**REQUIRED TASK**
Every line of the material below should be repeated exactly.
** begin MATERIAL **
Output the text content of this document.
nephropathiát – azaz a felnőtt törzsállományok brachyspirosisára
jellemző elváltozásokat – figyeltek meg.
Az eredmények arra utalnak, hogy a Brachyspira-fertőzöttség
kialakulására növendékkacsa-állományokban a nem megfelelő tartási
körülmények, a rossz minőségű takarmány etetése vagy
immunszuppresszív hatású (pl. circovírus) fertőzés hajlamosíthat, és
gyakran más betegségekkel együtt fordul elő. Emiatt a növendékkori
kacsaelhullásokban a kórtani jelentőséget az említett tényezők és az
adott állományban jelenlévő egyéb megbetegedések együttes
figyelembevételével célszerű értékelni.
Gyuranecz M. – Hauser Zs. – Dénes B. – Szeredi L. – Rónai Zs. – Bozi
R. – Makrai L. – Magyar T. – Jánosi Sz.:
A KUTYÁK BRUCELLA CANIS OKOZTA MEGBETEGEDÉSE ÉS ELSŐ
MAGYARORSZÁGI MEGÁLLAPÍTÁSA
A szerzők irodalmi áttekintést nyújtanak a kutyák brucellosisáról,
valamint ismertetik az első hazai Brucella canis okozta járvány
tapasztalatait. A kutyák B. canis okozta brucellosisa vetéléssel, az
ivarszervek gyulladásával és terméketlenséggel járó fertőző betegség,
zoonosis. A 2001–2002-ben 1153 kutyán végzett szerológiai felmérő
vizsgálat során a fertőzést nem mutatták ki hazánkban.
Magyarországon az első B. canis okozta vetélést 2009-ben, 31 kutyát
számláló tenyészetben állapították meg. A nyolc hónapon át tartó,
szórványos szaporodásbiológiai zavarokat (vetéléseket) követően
** end MATERIAL **
**TASK OUTPUT**
Output the text content of this document.
nephropathiát – azaz a felnőtt törzsállományok brachyspirosisára
jellemző elváltozásokat – figyeltek meg.
Az eredmények arra utalnak, hogy a Brachyspira-fertőzöttség
kialakulására növendékkacsa-állományokban a nem megfelelő tartási
körülmények, a rossz minőségű takarmány etetése vagy
immunszuppresszív hatású (pl. circovírus) fertőzés hajlamosíthat, és
gyakran más betegségekkel együtt fordul elő. Emiatt a növendékkori
kacsaelhullásokban a kórtani jelentőséget az említett tényezők és az
adott állományban jelenlévő egyéb megbetegedések együttes
figyelembevételével célszerű értékelni.
Gyuranecz M. – Hauser Zs. – Dénes B. – Szeredi L. – Rónai Zs. – Bozi
R. – Makrai L. – Magyar T. – Jánosi Sz.:
A KUTYÁK BRUCELLA CANIS OKOZTA MEGBETEGEDÉSE ÉS ELSŐ
MAGYARORSZÁGI MEGÁLLAPÍTÁSA
A szerzők irodalmi áttekintést nyújtanak a kutyák brucellosisáról,
valamint ismertetik az első hazai Brucella canis okozta járvány
tapasztalatait. A kutyák B. canis okozta brucellosisa vetéléssel, az
ivarszervek gyulladásával és terméketlenséggel járó fertőző betegség,
zoonosis. A 2001–2002-ben 1153 kutyán végzett szerológiai felmérő
vizsgálat során a fertőzést nem mutatták ki hazánkban.
Magyarországon az első B. canis okozta vetélést 2009-ben, 31 kutyát
számláló tenyészetben állapították meg. A nyolc hónapon át tartó,
szórványos szaporodásbiológiai zavarokat (vetéléseket) követően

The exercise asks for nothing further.